Task to complete: Exactly the lines from the line containing "What text is on this page?" through the final line of the entries below must be returned, and only those, without pictures.

(Recorded data)
▬▬▬▬▬▬
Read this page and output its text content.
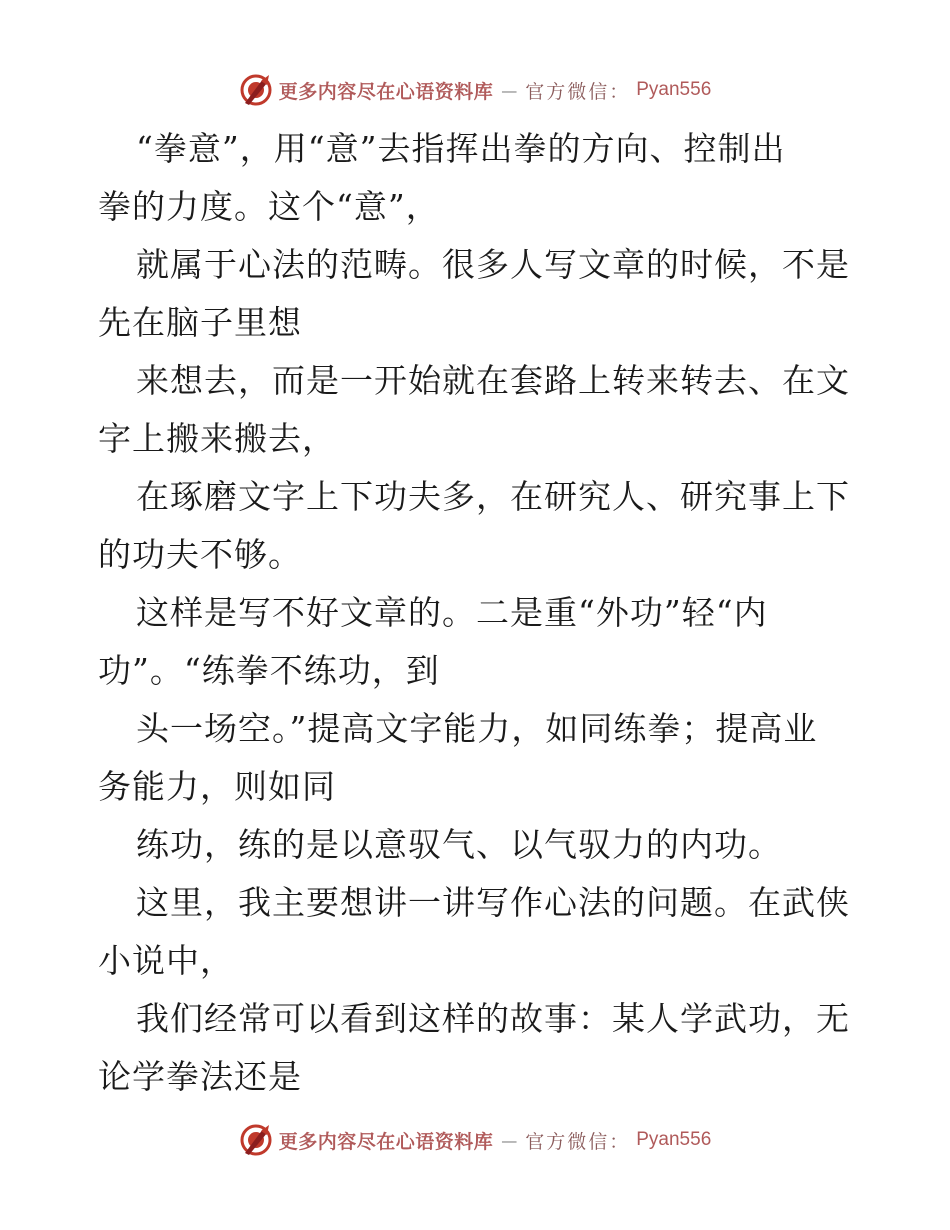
更多内容尽在心语资料库 — 官方微信： Pyan556
“拳意”，用“意”去指挥出拳的方向、控制出
拳的力度。这个“意”，
就属于心法的范畴。很多人写文章的时候，不是
先在脑子里想
来想去，而是一开始就在套路上转来转去、在文
字上搬来搬去，
在琢磨文字上下功夫多，在研究人、研究事上下
的功夫不够。
这样是写不好文章的。二是重“外功”轻“内
功”。“练拳不练功，到
头一场空。”提高文字能力，如同练拳；提高业
务能力，则如同
练功，练的是以意驭气、以气驭力的内功。
这里，我主要想讲一讲写作心法的问题。在武侠
小说中，
我们经常可以看到这样的故事：某人学武功，无
论学拳法还是
更多内容尽在心语资料库 — 官方微信： Pyan556
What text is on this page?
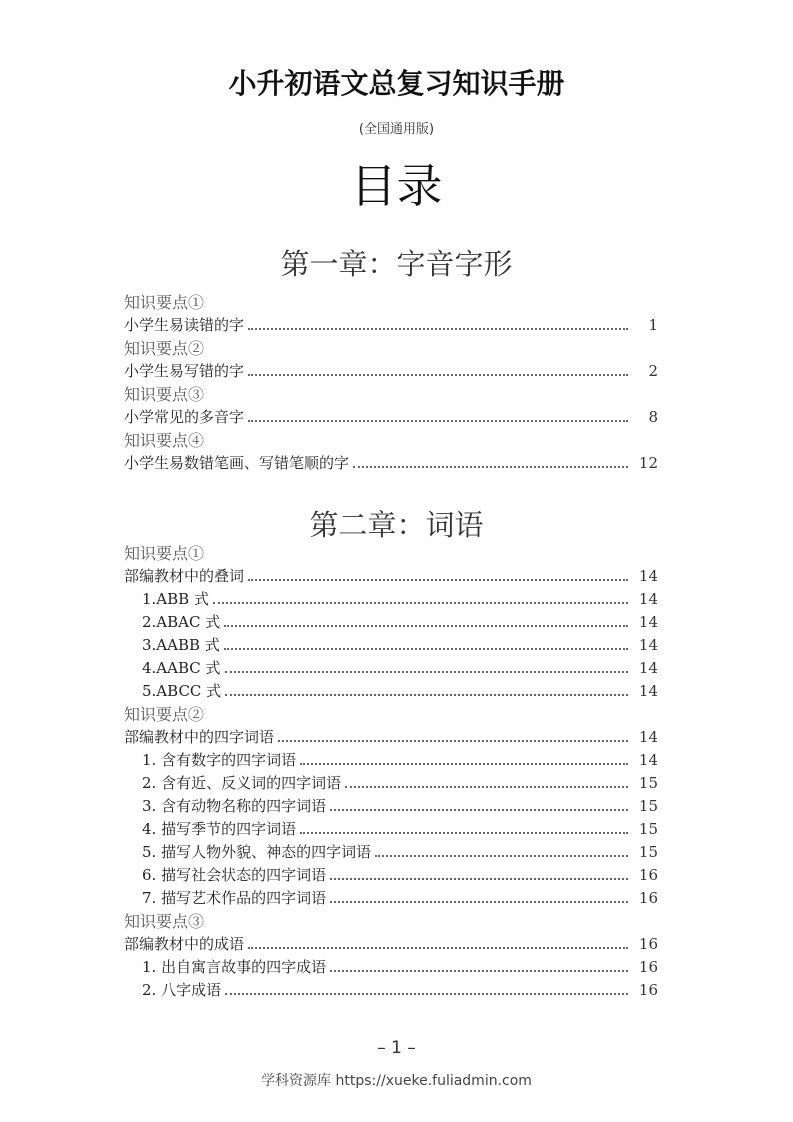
小升初语文总复习知识手册
(全国通用版)
目录
第一章：字音字形
知识要点①
小学生易读错的字	1
知识要点②
小学生易写错的字	2
知识要点③
小学常见的多音字	8
知识要点④
小学生易数错笔画、写错笔顺的字	12
第二章：词语
知识要点①
部编教材中的叠词	14
1.ABB 式	14
2.ABAC 式	14
3.AABB 式	14
4.AABC 式	14
5.ABCC 式	14
知识要点②
部编教材中的四字词语	14
1. 含有数字的四字词语	14
2. 含有近、反义词的四字词语	15
3. 含有动物名称的四字词语	15
4. 描写季节的四字词语	15
5. 描写人物外貌、神态的四字词语	15
6. 描写社会状态的四字词语	16
7. 描写艺术作品的四字词语	16
知识要点③
部编教材中的成语	16
1. 出自寓言故事的四字成语	16
2. 八字成语	16
– 1 –
学科资源库 https://xueke.fuliadmin.com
▬▬▬▬▬▬
The solution:
What text is on this page?
小升初语文总复习知识手册
(全国通用版)
目录
第一章：字音字形
知识要点①
小学生易读错的字	1
知识要点②
小学生易写错的字	2
知识要点③
小学常见的多音字	8
知识要点④
小学生易数错笔画、写错笔顺的字	12
第二章：词语
知识要点①
部编教材中的叠词	14
1.ABB 式	14
2.ABAC 式	14
3.AABB 式	14
4.AABC 式	14
5.ABCC 式	14
知识要点②
部编教材中的四字词语	14
1. 含有数字的四字词语	14
2. 含有近、反义词的四字词语	15
3. 含有动物名称的四字词语	15
4. 描写季节的四字词语	15
5. 描写人物外貌、神态的四字词语	15
6. 描写社会状态的四字词语	16
7. 描写艺术作品的四字词语	16
知识要点③
部编教材中的成语	16
1. 出自寓言故事的四字成语	16
2. 八字成语	16
– 1 –
学科资源库 https://xueke.fuliadmin.com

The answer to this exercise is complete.